**EXTRACTED ENTRIES**
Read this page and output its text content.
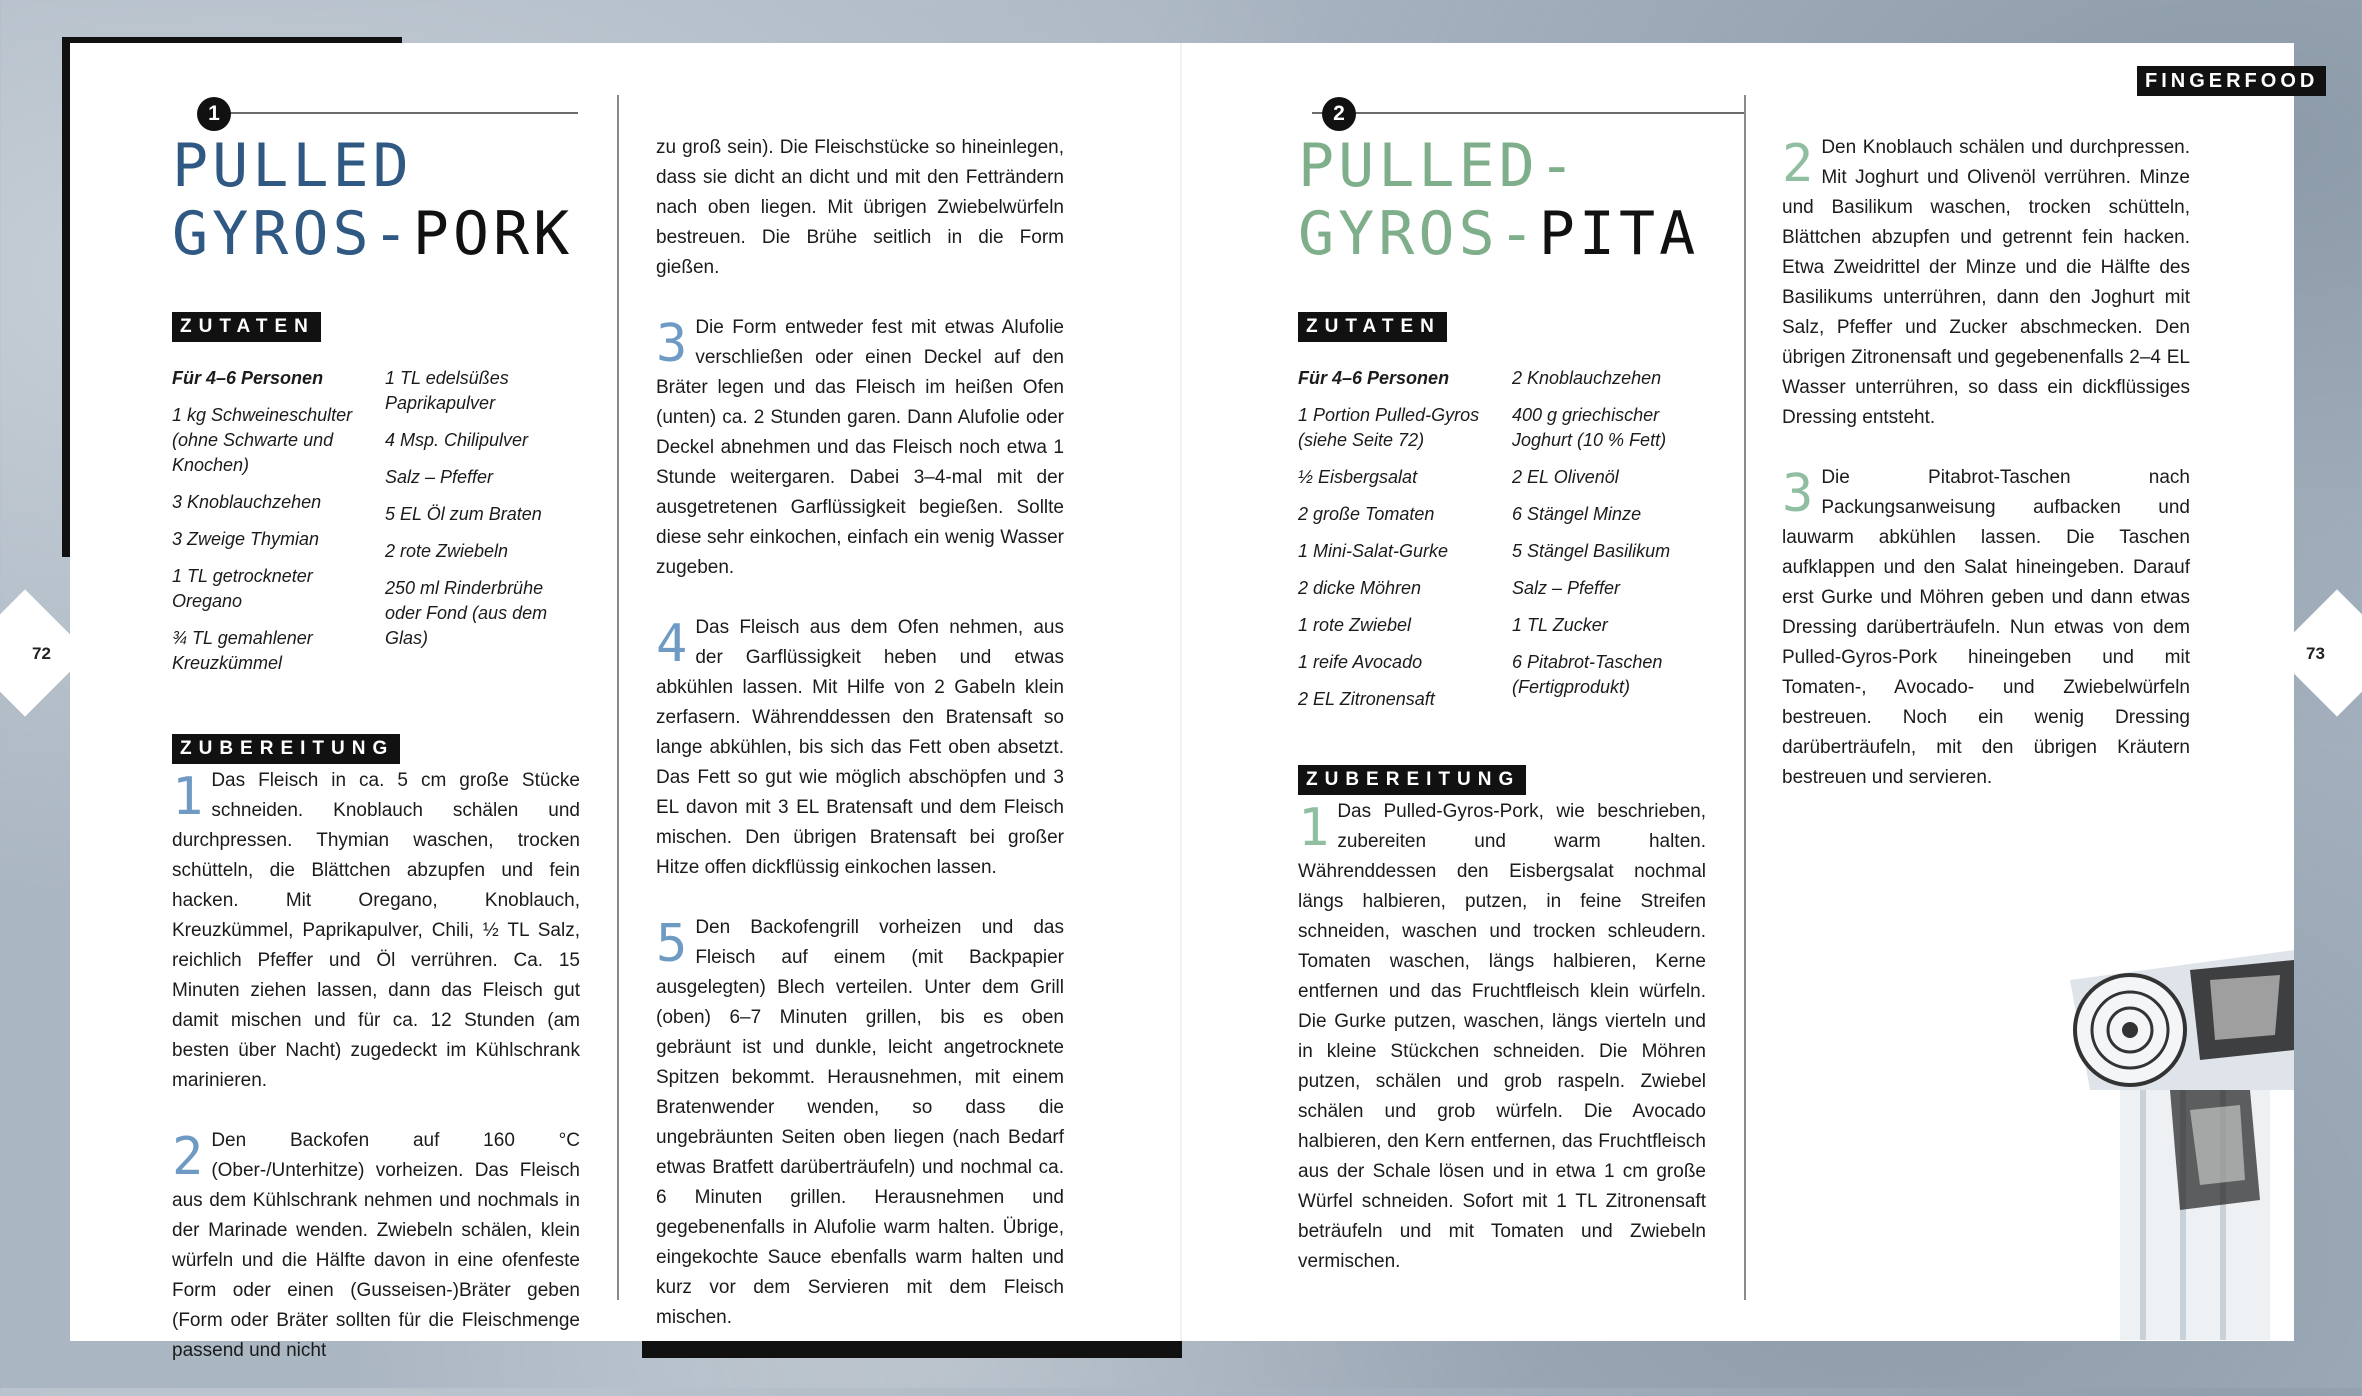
72	73
FINGERFOOD
1
PULLED
GYROS-PORK
ZUTATEN
Für 4–6 Personen
1 kg Schweineschulter (ohne Schwarte und Knochen)
3 Knoblauchzehen
3 Zweige Thymian
1 TL getrockneter Oregano
¾ TL gemahlener Kreuzkümmel
1 TL edelsüßes Paprikapulver
4 Msp. Chilipulver
Salz – Pfeffer
5 EL Öl zum Braten
2 rote Zwiebeln
250 ml Rinderbrühe oder Fond (aus dem Glas)
ZUBEREITUNG
1 Das Fleisch in ca. 5 cm große Stücke schneiden. Knoblauch schälen und durchpressen. Thymian waschen, trocken schütteln, die Blättchen abzupfen und fein hacken. Mit Oregano, Knoblauch, Kreuzkümmel, Paprikapulver, Chili, ½ TL Salz, reichlich Pfeffer und Öl verrühren. Ca. 15 Minuten ziehen lassen, dann das Fleisch gut damit mischen und für ca. 12 Stunden (am besten über Nacht) zugedeckt im Kühlschrank marinieren.

2 Den Backofen auf 160 °C (Ober-/Unterhitze) vorheizen. Das Fleisch aus dem Kühlschrank nehmen und nochmals in der Marinade wenden. Zwiebeln schälen, klein würfeln und die Hälfte davon in eine ofenfeste Form oder einen (Gusseisen-)Bräter geben (Form oder Bräter sollten für die Fleischmenge passend und nicht

zu groß sein). Die Fleischstücke so hineinlegen, dass sie dicht an dicht und mit den Fetträndern nach oben liegen. Mit übrigen Zwiebelwürfeln bestreuen. Die Brühe seitlich in die Form gießen.

3 Die Form entweder fest mit etwas Alufolie verschließen oder einen Deckel auf den Bräter legen und das Fleisch im heißen Ofen (unten) ca. 2 Stunden garen. Dann Alufolie oder Deckel abnehmen und das Fleisch noch etwa 1 Stunde weitergaren. Dabei 3–4-mal mit der ausgetretenen Garflüssigkeit begießen. Sollte diese sehr einkochen, einfach ein wenig Wasser zugeben.

4 Das Fleisch aus dem Ofen nehmen, aus der Garflüssigkeit heben und etwas abkühlen lassen. Mit Hilfe von 2 Gabeln klein zerfasern. Währenddessen den Bratensaft so lange abkühlen, bis sich das Fett oben absetzt. Das Fett so gut wie möglich abschöpfen und 3 EL davon mit 3 EL Bratensaft und dem Fleisch mischen. Den übrigen Bratensaft bei großer Hitze offen dickflüssig einkochen lassen.

5 Den Backofengrill vorheizen und das Fleisch auf einem (mit Backpapier ausgelegten) Blech verteilen. Unter dem Grill (oben) 6–7 Minuten grillen, bis es oben gebräunt ist und dunkle, leicht angetrocknete Spitzen bekommt. Herausnehmen, mit einem Bratenwender wenden, so dass die ungebräunten Seiten oben liegen (nach Bedarf etwas Bratfett darüberträufeln) und nochmal ca. 6 Minuten grillen. Herausnehmen und gegebenenfalls in Alufolie warm halten. Übrige, eingekochte Sauce ebenfalls warm halten und kurz vor dem Servieren mit dem Fleisch mischen.

2
PULLED-
GYROS-PITA
ZUTATEN
Für 4–6 Personen
1 Portion Pulled-Gyros (siehe Seite 72)
½ Eisbergsalat
2 große Tomaten
1 Mini-Salat-Gurke
2 dicke Möhren
1 rote Zwiebel
1 reife Avocado
2 EL Zitronensaft
2 Knoblauchzehen
400 g griechischer Joghurt (10 % Fett)
2 EL Olivenöl
6 Stängel Minze
5 Stängel Basilikum
Salz – Pfeffer
1 TL Zucker
6 Pitabrot-Taschen (Fertigprodukt)
ZUBEREITUNG
1 Das Pulled-Gyros-Pork, wie beschrieben, zubereiten und warm halten. Währenddessen den Eisbergsalat nochmal längs halbieren, putzen, in feine Streifen schneiden, waschen und trocken schleudern. Tomaten waschen, längs halbieren, Kerne entfernen und das Fruchtfleisch klein würfeln. Die Gurke putzen, waschen, längs vierteln und in kleine Stückchen schneiden. Die Möhren putzen, schälen und grob raspeln. Zwiebel schälen und grob würfeln. Die Avocado halbieren, den Kern entfernen, das Fruchtfleisch aus der Schale lösen und in etwa 1 cm große Würfel schneiden. Sofort mit 1 TL Zitronensaft beträufeln und mit Tomaten und Zwiebeln vermischen.

2 Den Knoblauch schälen und durchpressen. Mit Joghurt und Olivenöl verrühren. Minze und Basilikum waschen, trocken schütteln, Blättchen abzupfen und getrennt fein hacken. Etwa Zweidrittel der Minze und die Hälfte des Basilikums unterrühren, dann den Joghurt mit Salz, Pfeffer und Zucker abschmecken. Den übrigen Zitronensaft und gegebenenfalls 2–4 EL Wasser unterrühren, so dass ein dickflüssiges Dressing entsteht.

3 Die Pitabrot-Taschen nach Packungsanweisung aufbacken und lauwarm abkühlen lassen. Die Taschen aufklappen und den Salat hineingeben. Darauf erst Gurke und Möhren geben und dann etwas Dressing darüberträufeln. Nun etwas von dem Pulled-Gyros-Pork hineingeben und mit Tomaten-, Avocado- und Zwiebelwürfeln bestreuen. Noch ein wenig Dressing darüberträufeln, mit den übrigen Kräutern bestreuen und servieren.
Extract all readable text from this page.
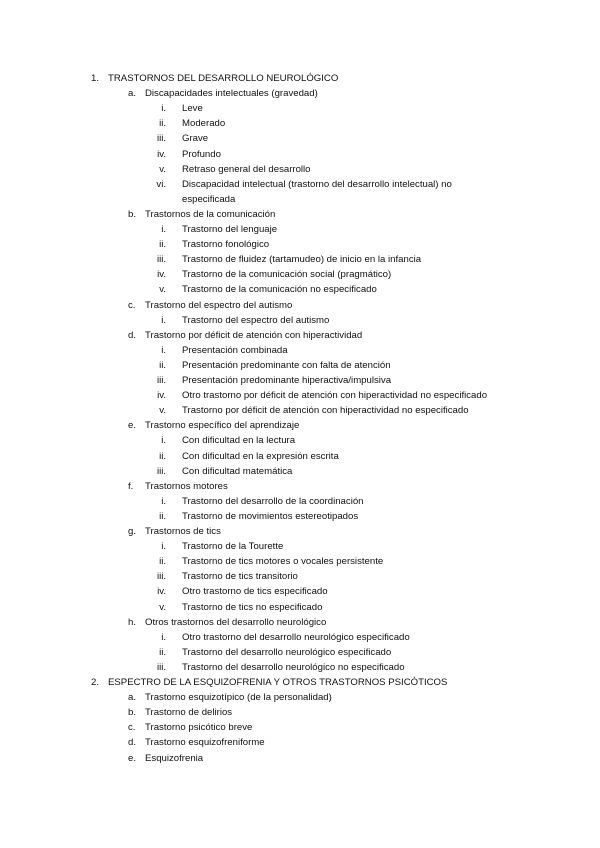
1. TRASTORNOS DEL DESARROLLO NEUROLÓGICO
a. Discapacidades intelectuales (gravedad)
i. Leve
ii. Moderado
iii. Grave
iv. Profundo
v. Retraso general del desarrollo
vi. Discapacidad intelectual (trastorno del desarrollo intelectual) no
especificada
b. Trastornos de la comunicación
i. Trastorno del lenguaje
ii. Trastorno fonológico
iii. Trastorno de fluidez (tartamudeo) de inicio en la infancia
iv. Trastorno de la comunicación social (pragmático)
v. Trastorno de la comunicación no especificado
c. Trastorno del espectro del autismo
i. Trastorno del espectro del autismo
d. Trastorno por déficit de atención con hiperactividad
i. Presentación combinada
ii. Presentación predominante con falta de atención
iii. Presentación predominante hiperactiva/impulsiva
iv. Otro trastorno por déficit de atención con hiperactividad no especificado
v. Trastorno por déficit de atención con hiperactividad no especificado
e. Trastorno específico del aprendizaje
i. Con dificultad en la lectura
ii. Con dificultad en la expresión escrita
iii. Con dificultad matemática
f. Trastornos motores
i. Trastorno del desarrollo de la coordinación
ii. Trastorno de movimientos estereotipados
g. Trastornos de tics
i. Trastorno de la Tourette
ii. Trastorno de tics motores o vocales persistente
iii. Trastorno de tics transitorio
iv. Otro trastorno de tics especificado
v. Trastorno de tics no especificado
h. Otros trastornos del desarrollo neurológico
i. Otro trastorno del desarrollo neurológico especificado
ii. Trastorno del desarrollo neurológico especificado
iii. Trastorno del desarrollo neurológico no especificado
2. ESPECTRO DE LA ESQUIZOFRENIA Y OTROS TRASTORNOS PSICÓTICOS
a. Trastorno esquizotípico (de la personalidad)
b. Trastorno de delirios
c. Trastorno psicótico breve
d. Trastorno esquizofreniforme
e. Esquizofrenia
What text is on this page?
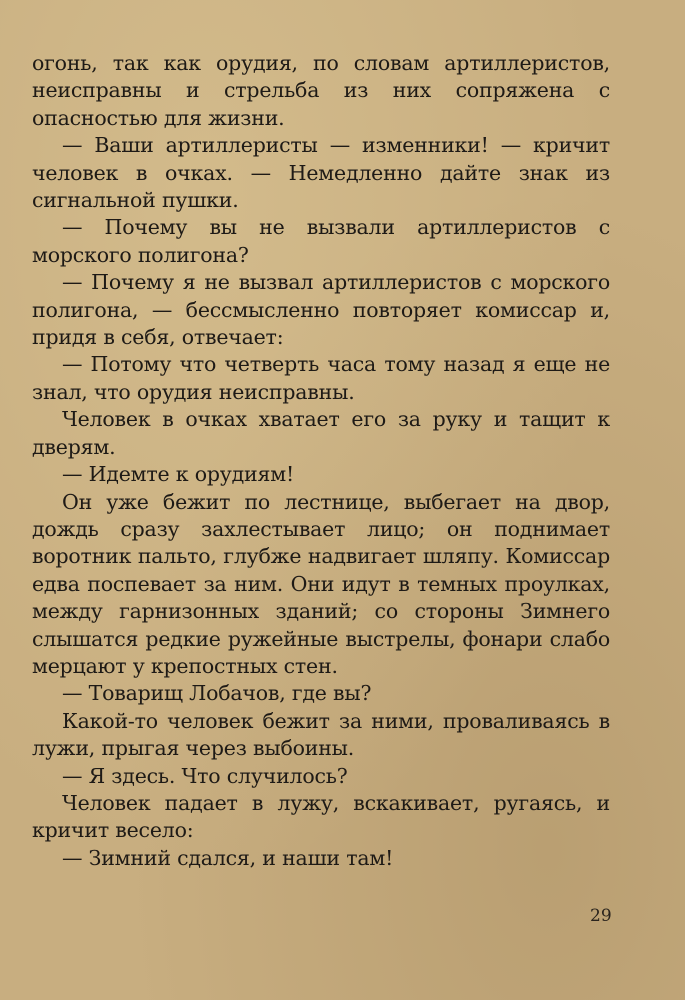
огонь, так как орудия, по словам артиллеристов, неисправны и стрельба из них сопряжена с опасностью для жизни.

— Ваши артиллеристы — изменники! — кричит человек в очках. — Немедленно дайте знак из сигнальной пушки.

— Почему вы не вызвали артиллеристов с морского полигона?

— Почему я не вызвал артиллеристов с морского полигона, — бессмысленно повторяет комиссар и, придя в себя, отвечает:

— Потому что четверть часа тому назад я еще не знал, что орудия неисправны.

Человек в очках хватает его за руку и тащит к дверям.

— Идемте к орудиям!

Он уже бежит по лестнице, выбегает на двор, дождь сразу захлестывает лицо; он поднимает воротник пальто, глубже надвигает шляпу. Комиссар едва поспевает за ним. Они идут в темных проулках, между гарнизонных зданий; со стороны Зимнего слышатся редкие ружейные выстрелы, фонари слабо мерцают у крепостных стен.

— Товарищ Лобачов, где вы?

Какой-то человек бежит за ними, проваливаясь в лужи, прыгая через выбоины.

— Я здесь. Что случилось?

Человек падает в лужу, вскакивает, ругаясь, и кричит весело:

— Зимний сдался, и наши там!

29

**EXERCISE PROMPT**
List every line above that contains the word "неисправны".

**TASK OUTPUT**
огонь, так как орудия, по словам артиллеристов, неисправны и стрельба из них сопряжена с опасностью для жизни.
— Потому что четверть часа тому назад я еще не знал, что орудия неисправны.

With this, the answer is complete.